▶ [Input for this task]:
***
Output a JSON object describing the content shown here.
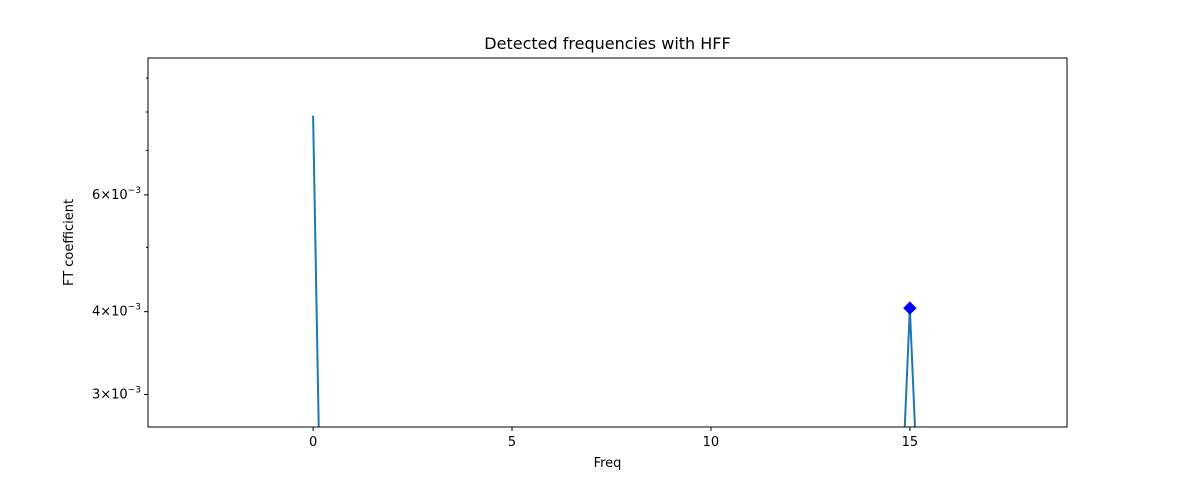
{
  "chart_data": {
    "type": "line",
    "title": "Detected frequencies with HFF",
    "xlabel": "Freq",
    "ylabel": "FT coefficient",
    "y_scale": "log",
    "grid": false,
    "xlim": [
      -4.15,
      18.95
    ],
    "ylim": [
      0.00268,
      0.00965
    ],
    "x_ticks": [
      0,
      5,
      10,
      15
    ],
    "x_tick_labels": [
      "0",
      "5",
      "10",
      "15"
    ],
    "y_ticks": [
      0.003,
      0.004,
      0.006
    ],
    "y_tick_labels": [
      {
        "mantissa": "3",
        "exponent": "−3"
      },
      {
        "mantissa": "4",
        "exponent": "−3"
      },
      {
        "mantissa": "6",
        "exponent": "−3"
      }
    ],
    "y_minor_ticks": [
      0.005,
      0.007,
      0.008,
      0.009
    ],
    "series": [
      {
        "color": "#1f77b4",
        "points": [
          [
            0,
            0.0079
          ],
          [
            0.15,
            0.0025
          ],
          [
            14.85,
            0.0025
          ],
          [
            15,
            0.00405
          ],
          [
            15.15,
            0.0025
          ]
        ]
      }
    ],
    "markers": [
      {
        "x": 15,
        "y": 0.00405,
        "shape": "diamond",
        "color": "#0000ff"
      }
    ]
  }
}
***
▶ [Task directions]:
Please write out all of the material above without changing a word, and omit any pictures.

▶ [Answer for the task]:
Output a JSON object describing the content shown here.
{
  "chart_data": {
    "type": "line",
    "title": "Detected frequencies with HFF",
    "xlabel": "Freq",
    "ylabel": "FT coefficient",
    "y_scale": "log",
    "grid": false,
    "xlim": [
      -4.15,
      18.95
    ],
    "ylim": [
      0.00268,
      0.00965
    ],
    "x_ticks": [
      0,
      5,
      10,
      15
    ],
    "x_tick_labels": [
      "0",
      "5",
      "10",
      "15"
    ],
    "y_ticks": [
      0.003,
      0.004,
      0.006
    ],
    "y_tick_labels": [
      {
        "mantissa": "3",
        "exponent": "−3"
      },
      {
        "mantissa": "4",
        "exponent": "−3"
      },
      {
        "mantissa": "6",
        "exponent": "−3"
      }
    ],
    "y_minor_ticks": [
      0.005,
      0.007,
      0.008,
      0.009
    ],
    "series": [
      {
        "color": "#1f77b4",
        "points": [
          [
            0,
            0.0079
          ],
          [
            0.15,
            0.0025
          ],
          [
            14.85,
            0.0025
          ],
          [
            15,
            0.00405
          ],
          [
            15.15,
            0.0025
          ]
        ]
      }
    ],
    "markers": [
      {
        "x": 15,
        "y": 0.00405,
        "shape": "diamond",
        "color": "#0000ff"
      }
    ]
  }
}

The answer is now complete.